### What you need to do
Copy out every line of the listing below, word for word and unchanged.

◇ ◇ ◇

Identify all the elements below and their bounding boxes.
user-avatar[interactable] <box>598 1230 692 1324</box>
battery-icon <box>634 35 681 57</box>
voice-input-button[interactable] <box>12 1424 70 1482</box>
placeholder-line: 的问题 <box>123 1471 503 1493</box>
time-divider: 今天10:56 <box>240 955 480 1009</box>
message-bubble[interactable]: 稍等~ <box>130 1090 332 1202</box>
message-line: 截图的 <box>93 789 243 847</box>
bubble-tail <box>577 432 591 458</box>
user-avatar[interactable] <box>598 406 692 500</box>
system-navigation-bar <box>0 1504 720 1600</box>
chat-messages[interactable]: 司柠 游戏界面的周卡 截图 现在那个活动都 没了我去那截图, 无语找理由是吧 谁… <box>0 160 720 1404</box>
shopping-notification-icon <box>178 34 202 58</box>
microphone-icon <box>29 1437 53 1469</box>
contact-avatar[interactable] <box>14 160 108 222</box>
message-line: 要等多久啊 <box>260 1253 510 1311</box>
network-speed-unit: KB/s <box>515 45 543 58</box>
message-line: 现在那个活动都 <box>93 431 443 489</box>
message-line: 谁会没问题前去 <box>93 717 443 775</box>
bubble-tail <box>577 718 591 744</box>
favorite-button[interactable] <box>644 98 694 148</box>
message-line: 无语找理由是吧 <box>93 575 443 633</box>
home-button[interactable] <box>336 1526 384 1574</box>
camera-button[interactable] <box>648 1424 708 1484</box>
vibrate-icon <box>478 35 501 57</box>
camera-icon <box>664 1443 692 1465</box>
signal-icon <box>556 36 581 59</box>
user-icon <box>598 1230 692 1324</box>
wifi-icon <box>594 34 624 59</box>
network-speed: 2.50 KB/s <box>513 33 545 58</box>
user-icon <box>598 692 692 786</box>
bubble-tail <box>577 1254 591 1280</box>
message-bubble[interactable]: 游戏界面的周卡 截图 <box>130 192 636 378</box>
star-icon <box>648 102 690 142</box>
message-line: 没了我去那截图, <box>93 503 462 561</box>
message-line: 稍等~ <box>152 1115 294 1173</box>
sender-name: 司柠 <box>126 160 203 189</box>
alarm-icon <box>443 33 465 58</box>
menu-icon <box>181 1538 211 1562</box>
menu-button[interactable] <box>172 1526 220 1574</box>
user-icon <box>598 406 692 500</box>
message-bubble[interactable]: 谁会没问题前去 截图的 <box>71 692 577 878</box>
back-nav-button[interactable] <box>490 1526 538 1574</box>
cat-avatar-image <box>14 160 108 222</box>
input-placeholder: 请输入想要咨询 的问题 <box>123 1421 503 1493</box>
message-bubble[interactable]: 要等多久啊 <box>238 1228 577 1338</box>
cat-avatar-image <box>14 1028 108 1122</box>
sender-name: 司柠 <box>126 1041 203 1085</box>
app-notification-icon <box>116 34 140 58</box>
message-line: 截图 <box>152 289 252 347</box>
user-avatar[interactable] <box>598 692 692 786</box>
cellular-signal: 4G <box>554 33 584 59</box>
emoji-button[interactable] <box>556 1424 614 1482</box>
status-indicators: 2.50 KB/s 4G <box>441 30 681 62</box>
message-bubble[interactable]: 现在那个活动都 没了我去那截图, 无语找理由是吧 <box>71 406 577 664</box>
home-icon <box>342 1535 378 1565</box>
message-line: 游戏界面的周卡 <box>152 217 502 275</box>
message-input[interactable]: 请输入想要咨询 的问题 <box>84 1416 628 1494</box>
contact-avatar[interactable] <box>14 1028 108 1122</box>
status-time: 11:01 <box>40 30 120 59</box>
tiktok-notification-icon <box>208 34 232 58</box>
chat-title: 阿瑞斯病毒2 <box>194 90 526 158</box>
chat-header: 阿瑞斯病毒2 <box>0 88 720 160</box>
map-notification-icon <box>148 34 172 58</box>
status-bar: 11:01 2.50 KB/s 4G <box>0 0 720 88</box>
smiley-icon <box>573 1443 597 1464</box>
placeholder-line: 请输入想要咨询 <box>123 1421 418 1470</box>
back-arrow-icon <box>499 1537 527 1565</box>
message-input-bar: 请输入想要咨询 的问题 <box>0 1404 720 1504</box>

◇ ◇ ◇

### Completed exercise
Identify all the elements below and their bounding boxes.
user-avatar[interactable] <box>598 1230 692 1324</box>
battery-icon <box>634 35 681 57</box>
voice-input-button[interactable] <box>12 1424 70 1482</box>
placeholder-line: 的问题 <box>123 1471 503 1493</box>
time-divider: 今天10:56 <box>240 955 480 1009</box>
message-bubble[interactable]: 稍等~ <box>130 1090 332 1202</box>
message-line: 截图的 <box>93 789 243 847</box>
bubble-tail <box>577 432 591 458</box>
user-avatar[interactable] <box>598 406 692 500</box>
system-navigation-bar <box>0 1504 720 1600</box>
chat-messages[interactable]: 司柠 游戏界面的周卡 截图 现在那个活动都 没了我去那截图, 无语找理由是吧 谁… <box>0 160 720 1404</box>
shopping-notification-icon <box>178 34 202 58</box>
microphone-icon <box>29 1437 53 1469</box>
contact-avatar[interactable] <box>14 160 108 222</box>
message-line: 要等多久啊 <box>260 1253 510 1311</box>
network-speed-unit: KB/s <box>515 45 543 58</box>
message-line: 现在那个活动都 <box>93 431 443 489</box>
message-line: 谁会没问题前去 <box>93 717 443 775</box>
bubble-tail <box>577 718 591 744</box>
favorite-button[interactable] <box>644 98 694 148</box>
message-line: 无语找理由是吧 <box>93 575 443 633</box>
home-button[interactable] <box>336 1526 384 1574</box>
camera-button[interactable] <box>648 1424 708 1484</box>
vibrate-icon <box>478 35 501 57</box>
camera-icon <box>664 1443 692 1465</box>
signal-icon <box>556 36 581 59</box>
user-icon <box>598 1230 692 1324</box>
wifi-icon <box>594 34 624 59</box>
network-speed: 2.50 KB/s <box>513 33 545 58</box>
user-icon <box>598 692 692 786</box>
bubble-tail <box>577 1254 591 1280</box>
message-bubble[interactable]: 游戏界面的周卡 截图 <box>130 192 636 378</box>
star-icon <box>648 102 690 142</box>
message-line: 没了我去那截图, <box>93 503 462 561</box>
message-line: 稍等~ <box>152 1115 294 1173</box>
sender-name: 司柠 <box>126 160 203 189</box>
alarm-icon <box>443 33 465 58</box>
menu-icon <box>181 1538 211 1562</box>
menu-button[interactable] <box>172 1526 220 1574</box>
user-icon <box>598 406 692 500</box>
message-bubble[interactable]: 谁会没问题前去 截图的 <box>71 692 577 878</box>
back-nav-button[interactable] <box>490 1526 538 1574</box>
cat-avatar-image <box>14 160 108 222</box>
input-placeholder: 请输入想要咨询 的问题 <box>123 1421 503 1493</box>
message-bubble[interactable]: 要等多久啊 <box>238 1228 577 1338</box>
cat-avatar-image <box>14 1028 108 1122</box>
sender-name: 司柠 <box>126 1041 203 1085</box>
app-notification-icon <box>116 34 140 58</box>
message-line: 截图 <box>152 289 252 347</box>
user-avatar[interactable] <box>598 692 692 786</box>
cellular-signal: 4G <box>554 33 584 59</box>
emoji-button[interactable] <box>556 1424 614 1482</box>
status-indicators: 2.50 KB/s 4G <box>441 30 681 62</box>
message-bubble[interactable]: 现在那个活动都 没了我去那截图, 无语找理由是吧 <box>71 406 577 664</box>
home-icon <box>342 1535 378 1565</box>
message-line: 游戏界面的周卡 <box>152 217 502 275</box>
message-input[interactable]: 请输入想要咨询 的问题 <box>84 1416 628 1494</box>
contact-avatar[interactable] <box>14 1028 108 1122</box>
status-time: 11:01 <box>40 30 120 59</box>
tiktok-notification-icon <box>208 34 232 58</box>
chat-title: 阿瑞斯病毒2 <box>194 90 526 158</box>
chat-header: 阿瑞斯病毒2 <box>0 88 720 160</box>
map-notification-icon <box>148 34 172 58</box>
status-bar: 11:01 2.50 KB/s 4G <box>0 0 720 88</box>
smiley-icon <box>573 1443 597 1464</box>
placeholder-line: 请输入想要咨询 <box>123 1421 418 1470</box>
back-arrow-icon <box>499 1537 527 1565</box>
message-input-bar: 请输入想要咨询 的问题 <box>0 1404 720 1504</box>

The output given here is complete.